§ **What the task requires**
Search the material below for the word "screenshot". Copy every line that has it.

§ **Records to use**
————————
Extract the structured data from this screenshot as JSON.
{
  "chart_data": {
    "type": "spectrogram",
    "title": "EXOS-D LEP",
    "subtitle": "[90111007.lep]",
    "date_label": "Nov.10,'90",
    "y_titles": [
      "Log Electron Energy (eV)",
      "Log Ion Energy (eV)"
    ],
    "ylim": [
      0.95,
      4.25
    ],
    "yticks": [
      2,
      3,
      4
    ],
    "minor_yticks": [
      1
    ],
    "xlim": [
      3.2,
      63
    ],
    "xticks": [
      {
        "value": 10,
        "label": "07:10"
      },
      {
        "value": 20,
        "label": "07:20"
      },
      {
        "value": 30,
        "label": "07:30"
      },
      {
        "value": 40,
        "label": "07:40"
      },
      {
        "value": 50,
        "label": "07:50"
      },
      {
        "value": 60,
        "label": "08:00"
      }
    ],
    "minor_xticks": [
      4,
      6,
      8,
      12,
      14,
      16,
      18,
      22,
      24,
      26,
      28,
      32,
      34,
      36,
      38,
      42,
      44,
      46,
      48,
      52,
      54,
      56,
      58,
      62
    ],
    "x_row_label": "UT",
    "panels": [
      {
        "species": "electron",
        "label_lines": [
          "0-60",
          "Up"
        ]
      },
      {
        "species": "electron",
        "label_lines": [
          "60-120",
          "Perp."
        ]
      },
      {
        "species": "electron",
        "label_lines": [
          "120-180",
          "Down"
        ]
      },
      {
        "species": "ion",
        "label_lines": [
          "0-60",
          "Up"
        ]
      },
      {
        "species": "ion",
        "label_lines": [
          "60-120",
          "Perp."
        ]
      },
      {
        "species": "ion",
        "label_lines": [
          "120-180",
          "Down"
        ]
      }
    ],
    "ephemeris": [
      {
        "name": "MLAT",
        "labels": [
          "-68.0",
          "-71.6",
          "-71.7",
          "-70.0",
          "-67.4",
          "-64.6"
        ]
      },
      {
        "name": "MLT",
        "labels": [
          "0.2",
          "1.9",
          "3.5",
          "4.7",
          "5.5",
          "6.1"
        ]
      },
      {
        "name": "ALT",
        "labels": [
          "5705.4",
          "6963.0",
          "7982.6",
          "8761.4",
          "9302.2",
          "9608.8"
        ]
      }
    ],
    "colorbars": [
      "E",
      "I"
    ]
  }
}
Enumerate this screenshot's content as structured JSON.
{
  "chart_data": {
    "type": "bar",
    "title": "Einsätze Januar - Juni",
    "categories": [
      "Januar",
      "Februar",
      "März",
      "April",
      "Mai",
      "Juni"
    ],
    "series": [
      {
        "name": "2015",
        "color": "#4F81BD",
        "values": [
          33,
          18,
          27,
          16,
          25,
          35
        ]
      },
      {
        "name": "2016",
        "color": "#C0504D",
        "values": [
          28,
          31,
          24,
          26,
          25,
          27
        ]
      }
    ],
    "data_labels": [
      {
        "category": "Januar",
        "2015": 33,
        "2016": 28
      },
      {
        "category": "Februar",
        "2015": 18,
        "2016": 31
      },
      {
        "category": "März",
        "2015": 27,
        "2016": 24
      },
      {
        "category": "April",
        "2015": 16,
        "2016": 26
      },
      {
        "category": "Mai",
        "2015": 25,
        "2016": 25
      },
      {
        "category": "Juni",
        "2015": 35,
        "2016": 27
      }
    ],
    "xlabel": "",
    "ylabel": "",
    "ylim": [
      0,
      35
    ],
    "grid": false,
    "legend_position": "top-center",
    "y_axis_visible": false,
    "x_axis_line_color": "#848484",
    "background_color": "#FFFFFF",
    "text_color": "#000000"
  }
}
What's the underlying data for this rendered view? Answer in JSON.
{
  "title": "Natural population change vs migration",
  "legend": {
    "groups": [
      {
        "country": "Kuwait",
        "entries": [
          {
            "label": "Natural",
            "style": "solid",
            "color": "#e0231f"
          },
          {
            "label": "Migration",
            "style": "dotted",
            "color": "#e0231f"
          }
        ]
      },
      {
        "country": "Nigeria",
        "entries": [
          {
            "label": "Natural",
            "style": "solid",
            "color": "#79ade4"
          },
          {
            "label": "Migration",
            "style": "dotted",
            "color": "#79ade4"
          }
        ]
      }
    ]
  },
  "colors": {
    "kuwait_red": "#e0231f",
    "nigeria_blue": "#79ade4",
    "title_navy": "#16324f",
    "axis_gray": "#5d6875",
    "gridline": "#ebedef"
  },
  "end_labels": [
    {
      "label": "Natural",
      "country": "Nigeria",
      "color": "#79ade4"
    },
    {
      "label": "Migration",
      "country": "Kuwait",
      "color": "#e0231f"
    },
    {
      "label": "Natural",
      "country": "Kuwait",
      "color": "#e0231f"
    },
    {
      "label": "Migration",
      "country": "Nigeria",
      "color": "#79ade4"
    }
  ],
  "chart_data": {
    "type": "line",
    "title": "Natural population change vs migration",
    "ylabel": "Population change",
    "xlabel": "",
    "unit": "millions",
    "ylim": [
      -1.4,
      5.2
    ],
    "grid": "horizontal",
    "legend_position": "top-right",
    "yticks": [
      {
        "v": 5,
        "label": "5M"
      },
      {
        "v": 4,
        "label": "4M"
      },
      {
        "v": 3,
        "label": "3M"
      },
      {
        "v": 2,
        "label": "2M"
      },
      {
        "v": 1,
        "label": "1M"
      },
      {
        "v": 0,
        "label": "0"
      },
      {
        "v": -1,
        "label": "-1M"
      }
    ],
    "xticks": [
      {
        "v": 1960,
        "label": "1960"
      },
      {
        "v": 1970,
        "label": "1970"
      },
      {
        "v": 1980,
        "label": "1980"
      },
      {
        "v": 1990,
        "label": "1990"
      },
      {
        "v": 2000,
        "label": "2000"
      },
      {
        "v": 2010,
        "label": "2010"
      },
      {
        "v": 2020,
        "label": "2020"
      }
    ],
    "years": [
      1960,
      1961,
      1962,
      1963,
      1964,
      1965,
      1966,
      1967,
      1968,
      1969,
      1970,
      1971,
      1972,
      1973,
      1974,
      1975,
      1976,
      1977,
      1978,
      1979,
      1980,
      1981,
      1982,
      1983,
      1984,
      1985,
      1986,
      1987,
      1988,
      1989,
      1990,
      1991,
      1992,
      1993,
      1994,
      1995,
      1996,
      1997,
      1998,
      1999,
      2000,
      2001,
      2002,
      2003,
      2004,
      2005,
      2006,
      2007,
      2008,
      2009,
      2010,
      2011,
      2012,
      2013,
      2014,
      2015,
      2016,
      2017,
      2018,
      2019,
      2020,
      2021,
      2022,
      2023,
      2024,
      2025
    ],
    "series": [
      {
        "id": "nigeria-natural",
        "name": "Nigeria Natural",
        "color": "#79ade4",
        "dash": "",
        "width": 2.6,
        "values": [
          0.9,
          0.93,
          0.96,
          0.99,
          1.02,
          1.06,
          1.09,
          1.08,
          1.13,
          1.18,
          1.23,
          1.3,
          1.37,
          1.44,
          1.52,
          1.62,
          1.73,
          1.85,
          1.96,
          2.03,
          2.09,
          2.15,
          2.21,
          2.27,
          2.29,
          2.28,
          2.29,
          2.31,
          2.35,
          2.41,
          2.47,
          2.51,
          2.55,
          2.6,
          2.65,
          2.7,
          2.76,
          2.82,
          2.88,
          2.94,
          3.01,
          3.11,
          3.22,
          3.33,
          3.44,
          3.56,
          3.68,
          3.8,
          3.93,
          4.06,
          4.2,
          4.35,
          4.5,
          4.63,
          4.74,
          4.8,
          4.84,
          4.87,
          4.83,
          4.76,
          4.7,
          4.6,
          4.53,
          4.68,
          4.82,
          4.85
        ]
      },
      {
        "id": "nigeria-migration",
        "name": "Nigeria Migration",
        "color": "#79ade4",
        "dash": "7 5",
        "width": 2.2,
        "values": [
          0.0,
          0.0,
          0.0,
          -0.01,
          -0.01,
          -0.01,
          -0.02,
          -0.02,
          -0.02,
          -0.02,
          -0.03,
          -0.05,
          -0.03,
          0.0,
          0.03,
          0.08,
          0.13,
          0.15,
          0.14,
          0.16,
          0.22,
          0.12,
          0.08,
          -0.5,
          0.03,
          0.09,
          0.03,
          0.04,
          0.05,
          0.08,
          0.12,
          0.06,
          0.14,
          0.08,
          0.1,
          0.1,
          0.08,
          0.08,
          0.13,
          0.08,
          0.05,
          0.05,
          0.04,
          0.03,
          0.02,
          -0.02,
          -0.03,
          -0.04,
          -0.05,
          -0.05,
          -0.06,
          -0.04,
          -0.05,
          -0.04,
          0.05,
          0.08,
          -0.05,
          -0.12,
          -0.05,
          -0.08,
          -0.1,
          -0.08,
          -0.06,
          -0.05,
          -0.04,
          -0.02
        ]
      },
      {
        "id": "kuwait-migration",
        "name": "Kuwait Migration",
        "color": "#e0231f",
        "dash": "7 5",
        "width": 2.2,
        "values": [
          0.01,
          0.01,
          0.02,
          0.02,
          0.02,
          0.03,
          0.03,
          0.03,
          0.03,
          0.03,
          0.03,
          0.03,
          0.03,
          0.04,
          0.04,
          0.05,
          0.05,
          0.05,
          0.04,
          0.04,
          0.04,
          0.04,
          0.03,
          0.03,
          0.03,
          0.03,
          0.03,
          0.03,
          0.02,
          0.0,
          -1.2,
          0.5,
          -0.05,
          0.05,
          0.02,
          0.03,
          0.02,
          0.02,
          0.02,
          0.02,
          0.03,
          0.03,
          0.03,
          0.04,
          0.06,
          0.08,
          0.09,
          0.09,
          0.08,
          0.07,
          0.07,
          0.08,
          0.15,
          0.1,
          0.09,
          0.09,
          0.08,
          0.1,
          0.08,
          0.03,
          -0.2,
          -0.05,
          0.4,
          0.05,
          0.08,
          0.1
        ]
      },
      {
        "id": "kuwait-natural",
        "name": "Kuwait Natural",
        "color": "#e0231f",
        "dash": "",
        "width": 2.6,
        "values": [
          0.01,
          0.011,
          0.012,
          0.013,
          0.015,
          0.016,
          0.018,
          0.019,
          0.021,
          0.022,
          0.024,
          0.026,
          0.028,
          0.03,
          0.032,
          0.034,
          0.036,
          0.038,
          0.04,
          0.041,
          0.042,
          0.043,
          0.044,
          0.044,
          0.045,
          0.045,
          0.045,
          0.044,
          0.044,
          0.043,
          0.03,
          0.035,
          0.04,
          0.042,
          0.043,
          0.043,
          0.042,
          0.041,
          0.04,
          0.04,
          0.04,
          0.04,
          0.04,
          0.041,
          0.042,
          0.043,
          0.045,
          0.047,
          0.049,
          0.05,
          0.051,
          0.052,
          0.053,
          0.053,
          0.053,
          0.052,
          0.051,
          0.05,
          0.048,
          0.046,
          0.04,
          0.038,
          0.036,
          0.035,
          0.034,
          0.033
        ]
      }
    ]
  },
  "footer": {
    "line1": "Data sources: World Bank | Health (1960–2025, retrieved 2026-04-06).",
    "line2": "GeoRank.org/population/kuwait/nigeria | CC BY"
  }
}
————————
§ **Exercise answer**
Extract the structured data from this screenshot as JSON.
Enumerate this screenshot's content as structured JSON.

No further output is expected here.